(Dataset records)
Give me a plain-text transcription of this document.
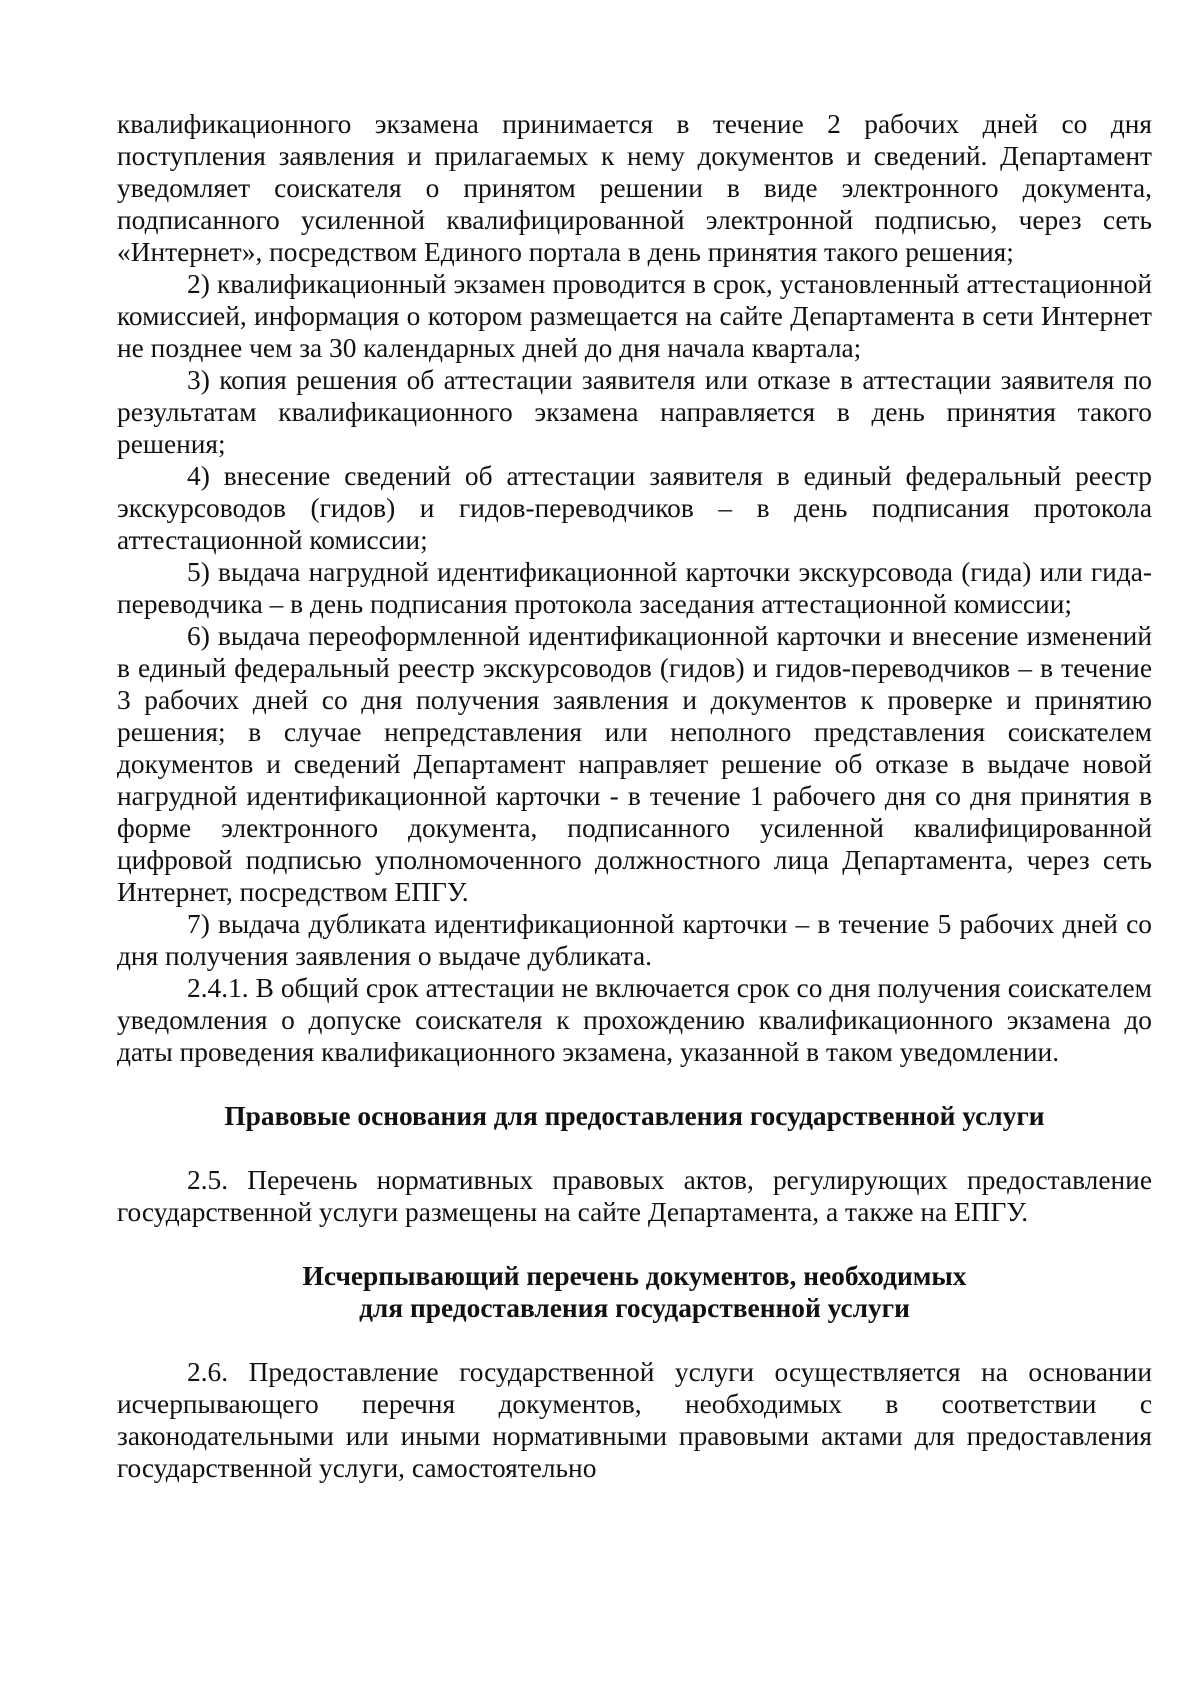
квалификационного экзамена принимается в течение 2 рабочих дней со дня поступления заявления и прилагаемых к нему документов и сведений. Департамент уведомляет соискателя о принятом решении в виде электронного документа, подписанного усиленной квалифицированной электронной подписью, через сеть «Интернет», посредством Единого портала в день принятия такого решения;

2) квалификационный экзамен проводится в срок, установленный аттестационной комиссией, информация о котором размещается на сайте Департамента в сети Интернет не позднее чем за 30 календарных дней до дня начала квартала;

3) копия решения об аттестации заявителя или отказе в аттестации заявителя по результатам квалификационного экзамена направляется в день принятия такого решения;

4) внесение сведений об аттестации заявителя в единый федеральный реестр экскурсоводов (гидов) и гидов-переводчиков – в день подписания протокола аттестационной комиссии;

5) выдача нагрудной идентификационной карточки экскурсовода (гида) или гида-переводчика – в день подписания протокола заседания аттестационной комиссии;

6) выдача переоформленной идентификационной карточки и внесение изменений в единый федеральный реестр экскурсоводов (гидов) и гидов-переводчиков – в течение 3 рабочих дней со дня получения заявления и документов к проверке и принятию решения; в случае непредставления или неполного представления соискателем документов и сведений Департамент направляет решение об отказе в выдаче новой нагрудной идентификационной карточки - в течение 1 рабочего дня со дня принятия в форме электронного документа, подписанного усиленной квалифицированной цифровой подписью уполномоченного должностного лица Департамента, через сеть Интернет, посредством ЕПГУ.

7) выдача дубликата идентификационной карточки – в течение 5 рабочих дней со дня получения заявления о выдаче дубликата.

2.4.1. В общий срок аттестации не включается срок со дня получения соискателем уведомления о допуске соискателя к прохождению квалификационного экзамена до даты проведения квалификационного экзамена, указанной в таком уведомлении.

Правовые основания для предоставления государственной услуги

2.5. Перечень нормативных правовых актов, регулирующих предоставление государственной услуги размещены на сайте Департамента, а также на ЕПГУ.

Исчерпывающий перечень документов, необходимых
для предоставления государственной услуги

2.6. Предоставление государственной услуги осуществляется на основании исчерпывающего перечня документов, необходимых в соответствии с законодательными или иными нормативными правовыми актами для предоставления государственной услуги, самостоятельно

* * *

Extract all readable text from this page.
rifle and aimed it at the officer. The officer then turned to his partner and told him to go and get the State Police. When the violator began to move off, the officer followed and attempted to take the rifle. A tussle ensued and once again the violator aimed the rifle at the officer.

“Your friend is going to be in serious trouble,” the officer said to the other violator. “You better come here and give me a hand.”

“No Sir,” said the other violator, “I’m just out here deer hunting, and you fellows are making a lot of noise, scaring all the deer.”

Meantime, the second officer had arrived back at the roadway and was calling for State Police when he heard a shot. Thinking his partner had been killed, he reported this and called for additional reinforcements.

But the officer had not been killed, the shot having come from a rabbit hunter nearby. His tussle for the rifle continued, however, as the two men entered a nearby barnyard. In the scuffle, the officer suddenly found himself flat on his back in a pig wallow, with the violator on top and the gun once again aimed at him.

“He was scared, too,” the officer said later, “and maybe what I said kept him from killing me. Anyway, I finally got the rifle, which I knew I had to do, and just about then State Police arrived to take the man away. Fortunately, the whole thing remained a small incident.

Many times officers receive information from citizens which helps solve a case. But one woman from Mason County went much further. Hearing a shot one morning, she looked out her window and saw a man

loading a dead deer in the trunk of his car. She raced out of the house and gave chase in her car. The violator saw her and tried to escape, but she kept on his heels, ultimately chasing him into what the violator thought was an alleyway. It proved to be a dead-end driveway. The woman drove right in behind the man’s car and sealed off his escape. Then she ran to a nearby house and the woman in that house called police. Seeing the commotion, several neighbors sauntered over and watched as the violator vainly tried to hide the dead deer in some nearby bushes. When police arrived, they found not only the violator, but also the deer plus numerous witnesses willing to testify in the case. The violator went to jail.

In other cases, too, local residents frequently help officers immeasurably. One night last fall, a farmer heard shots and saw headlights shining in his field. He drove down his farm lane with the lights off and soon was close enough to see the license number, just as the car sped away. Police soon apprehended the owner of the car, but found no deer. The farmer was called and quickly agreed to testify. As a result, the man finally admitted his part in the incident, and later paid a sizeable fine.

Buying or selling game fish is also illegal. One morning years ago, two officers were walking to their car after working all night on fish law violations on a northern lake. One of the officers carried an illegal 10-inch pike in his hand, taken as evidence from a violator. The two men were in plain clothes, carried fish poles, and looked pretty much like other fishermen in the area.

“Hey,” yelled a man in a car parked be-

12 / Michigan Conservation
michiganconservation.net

--

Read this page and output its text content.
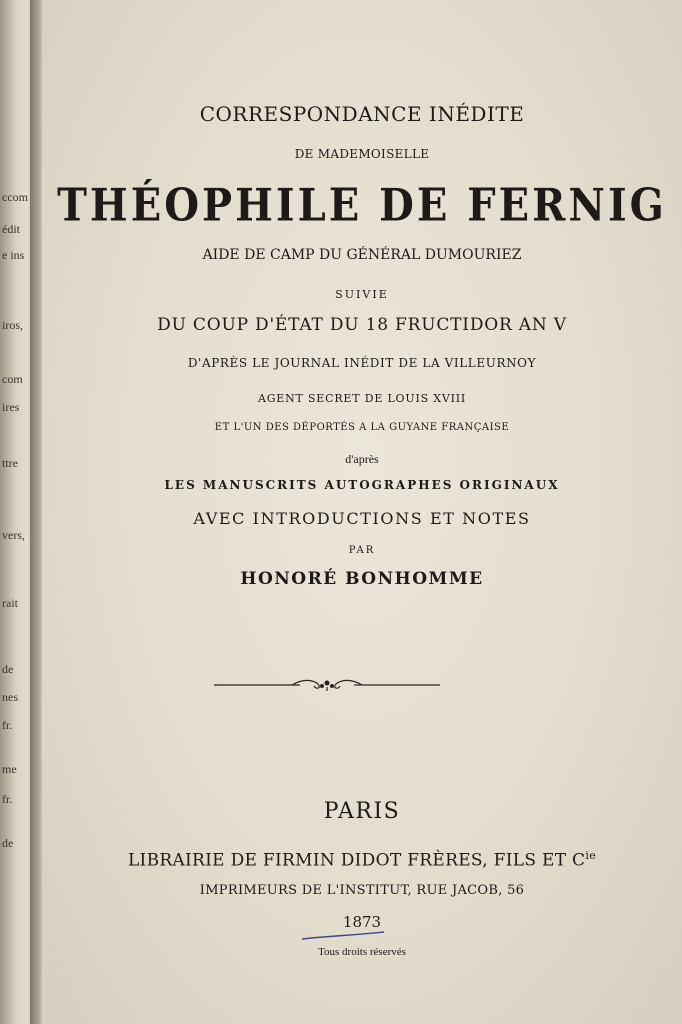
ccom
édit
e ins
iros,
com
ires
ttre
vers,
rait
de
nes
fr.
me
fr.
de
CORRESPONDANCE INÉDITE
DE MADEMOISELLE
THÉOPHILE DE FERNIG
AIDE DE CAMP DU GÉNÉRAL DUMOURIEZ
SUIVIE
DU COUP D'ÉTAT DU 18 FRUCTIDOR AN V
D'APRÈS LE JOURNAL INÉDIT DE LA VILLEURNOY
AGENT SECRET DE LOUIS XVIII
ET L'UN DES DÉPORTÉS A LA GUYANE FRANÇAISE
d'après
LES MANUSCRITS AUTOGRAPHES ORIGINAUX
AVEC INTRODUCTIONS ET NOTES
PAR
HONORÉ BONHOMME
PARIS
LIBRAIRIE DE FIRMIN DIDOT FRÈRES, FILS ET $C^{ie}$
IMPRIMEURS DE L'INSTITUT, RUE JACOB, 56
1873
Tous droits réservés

■ **EXERCISE AIM**
Select and copy every line of the listing with the word "said".

■ **SOLUTION TO THIS PROBLEM**
“Your friend is going to be in serious trouble,” the officer said to the other violator. “You better come here and give me a hand.”
“No Sir,” said the other violator, “I’m just out here deer hunting, and you fellows are making a lot of noise, scaring all the deer.”
“He was scared, too,” the officer said later, “and maybe what I said kept him from killing me. Anyway, I finally got the rifle, which I knew I had to do, and just about then State Police arrived to take the man away. Fortunately, the whole thing remained a small incident.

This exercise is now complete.